_GIVEN EXERCISE_:
Please print every line from the one containing "Read this page and output its text content." through the last line of the records below, exactly as written and nothing more.

** Start of PROVIDED RECORDS **

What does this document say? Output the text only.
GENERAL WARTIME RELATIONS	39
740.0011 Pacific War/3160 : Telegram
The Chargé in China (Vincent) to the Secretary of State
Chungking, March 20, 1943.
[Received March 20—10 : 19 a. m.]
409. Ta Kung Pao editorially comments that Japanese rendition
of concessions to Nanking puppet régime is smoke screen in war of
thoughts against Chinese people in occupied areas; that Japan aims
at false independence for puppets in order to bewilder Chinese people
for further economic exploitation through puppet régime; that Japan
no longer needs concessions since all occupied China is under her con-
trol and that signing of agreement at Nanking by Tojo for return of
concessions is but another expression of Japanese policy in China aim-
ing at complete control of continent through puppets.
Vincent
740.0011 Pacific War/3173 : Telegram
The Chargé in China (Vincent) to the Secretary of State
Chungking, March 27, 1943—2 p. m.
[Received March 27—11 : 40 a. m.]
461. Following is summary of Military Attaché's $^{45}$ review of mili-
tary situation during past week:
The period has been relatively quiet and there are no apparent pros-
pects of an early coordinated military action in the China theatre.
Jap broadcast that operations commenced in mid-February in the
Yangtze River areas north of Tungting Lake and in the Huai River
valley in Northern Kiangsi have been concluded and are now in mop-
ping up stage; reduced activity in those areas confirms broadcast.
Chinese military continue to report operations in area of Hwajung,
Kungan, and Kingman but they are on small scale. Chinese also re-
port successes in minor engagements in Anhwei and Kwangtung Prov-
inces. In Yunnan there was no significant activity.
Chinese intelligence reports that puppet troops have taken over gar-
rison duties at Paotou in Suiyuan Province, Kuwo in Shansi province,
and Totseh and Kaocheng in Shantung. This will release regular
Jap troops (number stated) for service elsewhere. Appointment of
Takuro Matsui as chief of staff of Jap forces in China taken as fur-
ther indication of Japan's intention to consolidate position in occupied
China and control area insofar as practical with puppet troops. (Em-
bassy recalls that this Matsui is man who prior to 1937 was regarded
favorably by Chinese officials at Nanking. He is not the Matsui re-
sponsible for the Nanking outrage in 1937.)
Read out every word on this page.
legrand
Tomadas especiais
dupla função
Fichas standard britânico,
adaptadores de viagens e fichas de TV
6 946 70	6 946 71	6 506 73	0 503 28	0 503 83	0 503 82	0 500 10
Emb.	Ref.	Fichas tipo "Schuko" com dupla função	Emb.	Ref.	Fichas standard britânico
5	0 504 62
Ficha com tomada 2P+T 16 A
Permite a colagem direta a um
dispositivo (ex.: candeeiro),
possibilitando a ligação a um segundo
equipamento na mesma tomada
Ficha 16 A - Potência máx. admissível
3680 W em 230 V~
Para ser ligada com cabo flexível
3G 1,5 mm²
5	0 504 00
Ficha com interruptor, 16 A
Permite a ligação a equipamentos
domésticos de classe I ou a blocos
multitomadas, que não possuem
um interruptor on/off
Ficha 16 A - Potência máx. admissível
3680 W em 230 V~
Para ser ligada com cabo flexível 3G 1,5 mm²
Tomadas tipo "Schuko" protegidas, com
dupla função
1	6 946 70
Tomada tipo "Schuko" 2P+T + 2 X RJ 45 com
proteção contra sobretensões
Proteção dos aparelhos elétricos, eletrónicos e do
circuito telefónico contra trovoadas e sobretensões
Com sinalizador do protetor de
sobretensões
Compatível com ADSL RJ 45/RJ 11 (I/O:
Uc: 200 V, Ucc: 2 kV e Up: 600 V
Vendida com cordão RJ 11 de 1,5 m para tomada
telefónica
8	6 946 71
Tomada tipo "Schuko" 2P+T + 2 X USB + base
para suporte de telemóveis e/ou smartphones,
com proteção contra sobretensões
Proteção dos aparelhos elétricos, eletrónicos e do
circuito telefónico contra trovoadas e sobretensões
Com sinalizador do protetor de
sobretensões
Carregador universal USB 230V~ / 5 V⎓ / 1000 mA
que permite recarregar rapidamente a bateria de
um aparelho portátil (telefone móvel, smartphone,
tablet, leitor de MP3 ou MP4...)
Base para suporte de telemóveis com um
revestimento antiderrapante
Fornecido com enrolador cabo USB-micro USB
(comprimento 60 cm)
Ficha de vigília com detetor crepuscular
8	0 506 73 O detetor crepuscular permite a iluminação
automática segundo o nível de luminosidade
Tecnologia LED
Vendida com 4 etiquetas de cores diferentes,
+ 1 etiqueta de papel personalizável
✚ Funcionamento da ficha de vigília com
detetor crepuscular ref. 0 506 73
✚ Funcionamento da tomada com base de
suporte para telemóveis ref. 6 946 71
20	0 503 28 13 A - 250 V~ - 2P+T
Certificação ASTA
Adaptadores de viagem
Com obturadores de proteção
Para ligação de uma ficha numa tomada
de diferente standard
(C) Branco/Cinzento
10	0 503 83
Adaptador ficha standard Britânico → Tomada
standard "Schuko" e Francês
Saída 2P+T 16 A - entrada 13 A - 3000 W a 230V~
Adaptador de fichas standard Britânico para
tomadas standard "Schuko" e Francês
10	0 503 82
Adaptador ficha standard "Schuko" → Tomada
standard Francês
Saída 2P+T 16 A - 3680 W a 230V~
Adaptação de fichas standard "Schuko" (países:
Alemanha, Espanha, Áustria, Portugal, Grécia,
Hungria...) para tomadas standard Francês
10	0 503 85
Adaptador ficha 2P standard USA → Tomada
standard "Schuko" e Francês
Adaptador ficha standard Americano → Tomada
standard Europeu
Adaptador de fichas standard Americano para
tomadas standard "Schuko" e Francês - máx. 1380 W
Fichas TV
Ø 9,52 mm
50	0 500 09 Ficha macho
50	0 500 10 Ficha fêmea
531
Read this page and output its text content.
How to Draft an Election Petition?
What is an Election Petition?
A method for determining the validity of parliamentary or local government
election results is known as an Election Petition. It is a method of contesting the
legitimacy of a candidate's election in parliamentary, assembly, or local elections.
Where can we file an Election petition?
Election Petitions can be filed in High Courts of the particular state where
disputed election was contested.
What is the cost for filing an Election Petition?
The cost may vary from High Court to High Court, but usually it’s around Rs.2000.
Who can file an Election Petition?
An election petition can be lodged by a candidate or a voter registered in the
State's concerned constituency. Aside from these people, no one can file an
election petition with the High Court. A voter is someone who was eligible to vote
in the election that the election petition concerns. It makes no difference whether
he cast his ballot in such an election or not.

** End of PROVIDED RECORDS **

_EXERCISE ANSWER_:
Read this page and output its text content.
How to Draft an Election Petition?
What is an Election Petition?
A method for determining the validity of parliamentary or local government
election results is known as an Election Petition. It is a method of contesting the
legitimacy of a candidate's election in parliamentary, assembly, or local elections.
Where can we file an Election petition?
Election Petitions can be filed in High Courts of the particular state where
disputed election was contested.
What is the cost for filing an Election Petition?
The cost may vary from High Court to High Court, but usually it’s around Rs.2000.
Who can file an Election Petition?
An election petition can be lodged by a candidate or a voter registered in the
State's concerned constituency. Aside from these people, no one can file an
election petition with the High Court. A voter is someone who was eligible to vote
in the election that the election petition concerns. It makes no difference whether
he cast his ballot in such an election or not.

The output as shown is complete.